▶ WHAT YOU WILL DO
Repeat the whole listing exactly.

▶ TASK INPUTS
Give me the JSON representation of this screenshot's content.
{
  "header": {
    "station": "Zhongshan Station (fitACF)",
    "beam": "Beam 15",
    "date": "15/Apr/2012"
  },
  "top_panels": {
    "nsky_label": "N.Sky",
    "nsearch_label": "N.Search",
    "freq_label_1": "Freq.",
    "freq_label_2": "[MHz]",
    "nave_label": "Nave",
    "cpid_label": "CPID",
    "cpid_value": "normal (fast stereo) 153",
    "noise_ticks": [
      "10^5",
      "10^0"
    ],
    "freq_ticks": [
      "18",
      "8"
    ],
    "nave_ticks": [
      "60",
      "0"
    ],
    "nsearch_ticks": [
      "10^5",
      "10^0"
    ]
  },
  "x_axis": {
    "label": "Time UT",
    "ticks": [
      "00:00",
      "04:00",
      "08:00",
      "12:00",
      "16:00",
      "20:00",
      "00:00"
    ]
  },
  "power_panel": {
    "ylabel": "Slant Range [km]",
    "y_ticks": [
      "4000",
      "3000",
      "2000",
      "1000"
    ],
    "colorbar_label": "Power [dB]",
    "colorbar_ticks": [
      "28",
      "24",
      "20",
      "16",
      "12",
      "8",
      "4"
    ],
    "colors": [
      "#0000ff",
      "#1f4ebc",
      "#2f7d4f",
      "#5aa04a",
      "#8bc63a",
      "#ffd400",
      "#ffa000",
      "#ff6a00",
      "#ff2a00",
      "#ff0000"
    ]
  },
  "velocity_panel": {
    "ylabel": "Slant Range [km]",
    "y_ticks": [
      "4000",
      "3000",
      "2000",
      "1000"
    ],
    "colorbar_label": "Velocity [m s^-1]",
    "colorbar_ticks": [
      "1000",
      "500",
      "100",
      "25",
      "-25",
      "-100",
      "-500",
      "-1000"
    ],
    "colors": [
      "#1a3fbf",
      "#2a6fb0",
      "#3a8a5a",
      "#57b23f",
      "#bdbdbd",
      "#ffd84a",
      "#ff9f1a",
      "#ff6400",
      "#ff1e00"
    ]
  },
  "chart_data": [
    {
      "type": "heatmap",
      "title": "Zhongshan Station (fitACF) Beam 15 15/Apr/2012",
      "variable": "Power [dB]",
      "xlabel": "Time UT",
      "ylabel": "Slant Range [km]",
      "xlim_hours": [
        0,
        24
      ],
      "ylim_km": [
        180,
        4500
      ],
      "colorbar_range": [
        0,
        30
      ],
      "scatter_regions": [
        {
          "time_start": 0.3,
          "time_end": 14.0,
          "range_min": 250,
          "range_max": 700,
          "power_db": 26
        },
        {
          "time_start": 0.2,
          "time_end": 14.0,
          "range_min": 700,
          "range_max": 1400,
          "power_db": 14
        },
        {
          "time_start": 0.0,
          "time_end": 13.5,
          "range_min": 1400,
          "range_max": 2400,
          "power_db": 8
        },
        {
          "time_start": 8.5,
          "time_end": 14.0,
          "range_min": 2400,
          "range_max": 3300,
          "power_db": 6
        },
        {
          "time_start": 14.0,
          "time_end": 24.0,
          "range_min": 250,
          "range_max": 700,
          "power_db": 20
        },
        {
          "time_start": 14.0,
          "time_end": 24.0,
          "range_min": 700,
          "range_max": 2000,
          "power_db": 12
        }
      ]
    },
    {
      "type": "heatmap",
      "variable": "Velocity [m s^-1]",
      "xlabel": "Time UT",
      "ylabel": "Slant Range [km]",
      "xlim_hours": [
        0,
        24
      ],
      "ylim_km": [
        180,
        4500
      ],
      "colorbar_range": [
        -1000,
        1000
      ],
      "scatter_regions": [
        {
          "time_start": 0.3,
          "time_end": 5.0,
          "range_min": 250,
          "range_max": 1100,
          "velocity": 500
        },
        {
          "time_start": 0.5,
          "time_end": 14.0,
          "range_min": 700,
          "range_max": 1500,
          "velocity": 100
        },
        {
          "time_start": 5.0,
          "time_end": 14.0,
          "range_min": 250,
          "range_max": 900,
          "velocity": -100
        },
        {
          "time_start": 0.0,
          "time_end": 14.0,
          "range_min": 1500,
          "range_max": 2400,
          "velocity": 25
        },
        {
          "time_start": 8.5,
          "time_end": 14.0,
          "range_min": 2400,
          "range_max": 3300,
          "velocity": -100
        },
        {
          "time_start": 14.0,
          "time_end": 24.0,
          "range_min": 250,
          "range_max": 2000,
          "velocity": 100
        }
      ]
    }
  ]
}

▶ RESULT BELOW
Give me the JSON representation of this screenshot's content.
{
  "header": {
    "station": "Zhongshan Station (fitACF)",
    "beam": "Beam 15",
    "date": "15/Apr/2012"
  },
  "top_panels": {
    "nsky_label": "N.Sky",
    "nsearch_label": "N.Search",
    "freq_label_1": "Freq.",
    "freq_label_2": "[MHz]",
    "nave_label": "Nave",
    "cpid_label": "CPID",
    "cpid_value": "normal (fast stereo) 153",
    "noise_ticks": [
      "10^5",
      "10^0"
    ],
    "freq_ticks": [
      "18",
      "8"
    ],
    "nave_ticks": [
      "60",
      "0"
    ],
    "nsearch_ticks": [
      "10^5",
      "10^0"
    ]
  },
  "x_axis": {
    "label": "Time UT",
    "ticks": [
      "00:00",
      "04:00",
      "08:00",
      "12:00",
      "16:00",
      "20:00",
      "00:00"
    ]
  },
  "power_panel": {
    "ylabel": "Slant Range [km]",
    "y_ticks": [
      "4000",
      "3000",
      "2000",
      "1000"
    ],
    "colorbar_label": "Power [dB]",
    "colorbar_ticks": [
      "28",
      "24",
      "20",
      "16",
      "12",
      "8",
      "4"
    ],
    "colors": [
      "#0000ff",
      "#1f4ebc",
      "#2f7d4f",
      "#5aa04a",
      "#8bc63a",
      "#ffd400",
      "#ffa000",
      "#ff6a00",
      "#ff2a00",
      "#ff0000"
    ]
  },
  "velocity_panel": {
    "ylabel": "Slant Range [km]",
    "y_ticks": [
      "4000",
      "3000",
      "2000",
      "1000"
    ],
    "colorbar_label": "Velocity [m s^-1]",
    "colorbar_ticks": [
      "1000",
      "500",
      "100",
      "25",
      "-25",
      "-100",
      "-500",
      "-1000"
    ],
    "colors": [
      "#1a3fbf",
      "#2a6fb0",
      "#3a8a5a",
      "#57b23f",
      "#bdbdbd",
      "#ffd84a",
      "#ff9f1a",
      "#ff6400",
      "#ff1e00"
    ]
  },
  "chart_data": [
    {
      "type": "heatmap",
      "title": "Zhongshan Station (fitACF) Beam 15 15/Apr/2012",
      "variable": "Power [dB]",
      "xlabel": "Time UT",
      "ylabel": "Slant Range [km]",
      "xlim_hours": [
        0,
        24
      ],
      "ylim_km": [
        180,
        4500
      ],
      "colorbar_range": [
        0,
        30
      ],
      "scatter_regions": [
        {
          "time_start": 0.3,
          "time_end": 14.0,
          "range_min": 250,
          "range_max": 700,
          "power_db": 26
        },
        {
          "time_start": 0.2,
          "time_end": 14.0,
          "range_min": 700,
          "range_max": 1400,
          "power_db": 14
        },
        {
          "time_start": 0.0,
          "time_end": 13.5,
          "range_min": 1400,
          "range_max": 2400,
          "power_db": 8
        },
        {
          "time_start": 8.5,
          "time_end": 14.0,
          "range_min": 2400,
          "range_max": 3300,
          "power_db": 6
        },
        {
          "time_start": 14.0,
          "time_end": 24.0,
          "range_min": 250,
          "range_max": 700,
          "power_db": 20
        },
        {
          "time_start": 14.0,
          "time_end": 24.0,
          "range_min": 700,
          "range_max": 2000,
          "power_db": 12
        }
      ]
    },
    {
      "type": "heatmap",
      "variable": "Velocity [m s^-1]",
      "xlabel": "Time UT",
      "ylabel": "Slant Range [km]",
      "xlim_hours": [
        0,
        24
      ],
      "ylim_km": [
        180,
        4500
      ],
      "colorbar_range": [
        -1000,
        1000
      ],
      "scatter_regions": [
        {
          "time_start": 0.3,
          "time_end": 5.0,
          "range_min": 250,
          "range_max": 1100,
          "velocity": 500
        },
        {
          "time_start": 0.5,
          "time_end": 14.0,
          "range_min": 700,
          "range_max": 1500,
          "velocity": 100
        },
        {
          "time_start": 5.0,
          "time_end": 14.0,
          "range_min": 250,
          "range_max": 900,
          "velocity": -100
        },
        {
          "time_start": 0.0,
          "time_end": 14.0,
          "range_min": 1500,
          "range_max": 2400,
          "velocity": 25
        },
        {
          "time_start": 8.5,
          "time_end": 14.0,
          "range_min": 2400,
          "range_max": 3300,
          "velocity": -100
        },
        {
          "time_start": 14.0,
          "time_end": 24.0,
          "range_min": 250,
          "range_max": 2000,
          "velocity": 100
        }
      ]
    }
  ]
}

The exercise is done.